Bernd Merzenich: In unserem Fall waren ein langer Atem und Durchhaltevermögen hilfreich. Durch die Komplexität unserer Erfindung war unsere Patentanmeldung streckenweise wie Marathonlaufen. Ein weiterer ganz wichtiger Punkt ist die Geheimhaltung: Solange der Patentanwalt die Veröffentlichung nicht freigibt, sollte die Erfindung nicht durch Veröffentlichungen in Publikationen oder bei Vorträgen auf Kongressen gefährdet werden. Die Freigabe erfolgt, wenn die Patentanmeldung beim ersten Patentamt eingegangen und somit geschützt ist.

Wie haben Sie die Zusammenarbeit mit PROvendis erlebt?

Prof. Gudrun Ulrich-Merzenich: Wir haben von Anfang an eine sehr gute Unterstützung bezüglich der Anmeldestrategie, der Auswahl der Anwaltskanzlei oder der Formulierung unserer Patentansprüche durch PROvendis erhalten. Dies ist in der Regel Neuland für Wissenschaftler, auch wenn wir schon ein paar Vorerfahrungen mit der Anmeldung eines deutlich weniger komplexen Industriepatents hatten. Bei einer Patentanmeldung spielen auch strategische Überlegungen eine Rolle, die von erfahrenen Experten sehr gut eingeschätzt werden können.

DATENSÄTZE>

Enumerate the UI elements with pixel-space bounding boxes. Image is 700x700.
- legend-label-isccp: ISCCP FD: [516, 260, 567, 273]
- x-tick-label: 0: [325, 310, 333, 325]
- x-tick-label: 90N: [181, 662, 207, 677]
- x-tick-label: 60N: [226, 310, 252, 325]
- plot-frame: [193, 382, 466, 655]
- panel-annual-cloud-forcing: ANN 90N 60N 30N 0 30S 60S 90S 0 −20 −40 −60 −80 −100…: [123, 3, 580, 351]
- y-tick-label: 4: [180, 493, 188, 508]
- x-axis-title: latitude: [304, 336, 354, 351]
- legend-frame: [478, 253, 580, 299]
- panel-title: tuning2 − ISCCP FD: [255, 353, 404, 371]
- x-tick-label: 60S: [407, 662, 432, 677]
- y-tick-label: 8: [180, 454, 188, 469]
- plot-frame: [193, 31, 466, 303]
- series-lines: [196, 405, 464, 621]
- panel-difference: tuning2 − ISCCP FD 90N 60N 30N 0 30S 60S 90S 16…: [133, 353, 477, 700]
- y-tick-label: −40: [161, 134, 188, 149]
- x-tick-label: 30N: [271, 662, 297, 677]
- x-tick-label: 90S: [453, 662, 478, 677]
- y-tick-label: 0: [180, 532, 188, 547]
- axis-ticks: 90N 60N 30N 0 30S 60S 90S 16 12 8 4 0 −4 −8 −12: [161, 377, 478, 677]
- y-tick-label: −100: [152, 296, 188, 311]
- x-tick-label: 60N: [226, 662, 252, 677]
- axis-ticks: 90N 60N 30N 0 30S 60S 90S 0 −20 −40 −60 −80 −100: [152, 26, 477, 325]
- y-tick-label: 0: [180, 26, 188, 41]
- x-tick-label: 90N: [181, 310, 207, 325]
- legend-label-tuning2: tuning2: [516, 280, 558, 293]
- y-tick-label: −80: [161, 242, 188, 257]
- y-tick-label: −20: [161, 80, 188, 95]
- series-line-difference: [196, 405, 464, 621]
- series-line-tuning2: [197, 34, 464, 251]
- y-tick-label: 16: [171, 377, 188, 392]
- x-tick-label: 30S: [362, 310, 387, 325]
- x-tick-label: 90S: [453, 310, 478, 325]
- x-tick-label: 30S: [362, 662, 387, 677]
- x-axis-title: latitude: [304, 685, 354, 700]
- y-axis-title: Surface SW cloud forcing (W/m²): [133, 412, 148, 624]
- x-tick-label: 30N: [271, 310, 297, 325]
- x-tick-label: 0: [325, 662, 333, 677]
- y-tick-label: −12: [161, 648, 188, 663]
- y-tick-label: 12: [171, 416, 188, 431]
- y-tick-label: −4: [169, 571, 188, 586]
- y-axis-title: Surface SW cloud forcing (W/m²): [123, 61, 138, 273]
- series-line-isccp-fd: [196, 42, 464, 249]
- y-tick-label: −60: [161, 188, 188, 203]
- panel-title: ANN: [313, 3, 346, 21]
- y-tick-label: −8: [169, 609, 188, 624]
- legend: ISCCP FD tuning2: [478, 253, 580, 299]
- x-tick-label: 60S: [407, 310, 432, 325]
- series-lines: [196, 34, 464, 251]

ZU ERLEDIGENDE AUFGABEN>
(A) Beantworte bitte die folgenden Fragen zum Auszug über die Patentanmeldung:
(i) Womit vergleicht Bernd Merzenich die Patentanmeldung streckenweise?
(ii) Wann erfolgt die Freigabe der Veröffentlichung?
(iii) Mit der Anmeldung welcher Art von Patent gab es schon Vorerfahrungen?
(B) Nenne alle Bereiche, in denen PROvendis laut dem Auszug über die Patentanmeldung Unterstützung geleistet hat.

LÖSUNGEN IM ÜBERBLICK>
(A)
(i) Mit Marathonlaufen.
(ii) Wenn die Patentanmeldung beim ersten Patentamt eingegangen und somit geschützt ist.
(iii) Mit der Anmeldung eines deutlich weniger komplexen Industriepatents.

(B)
Anmeldestrategie
Auswahl der Anwaltskanzlei
Formulierung der Patentansprüche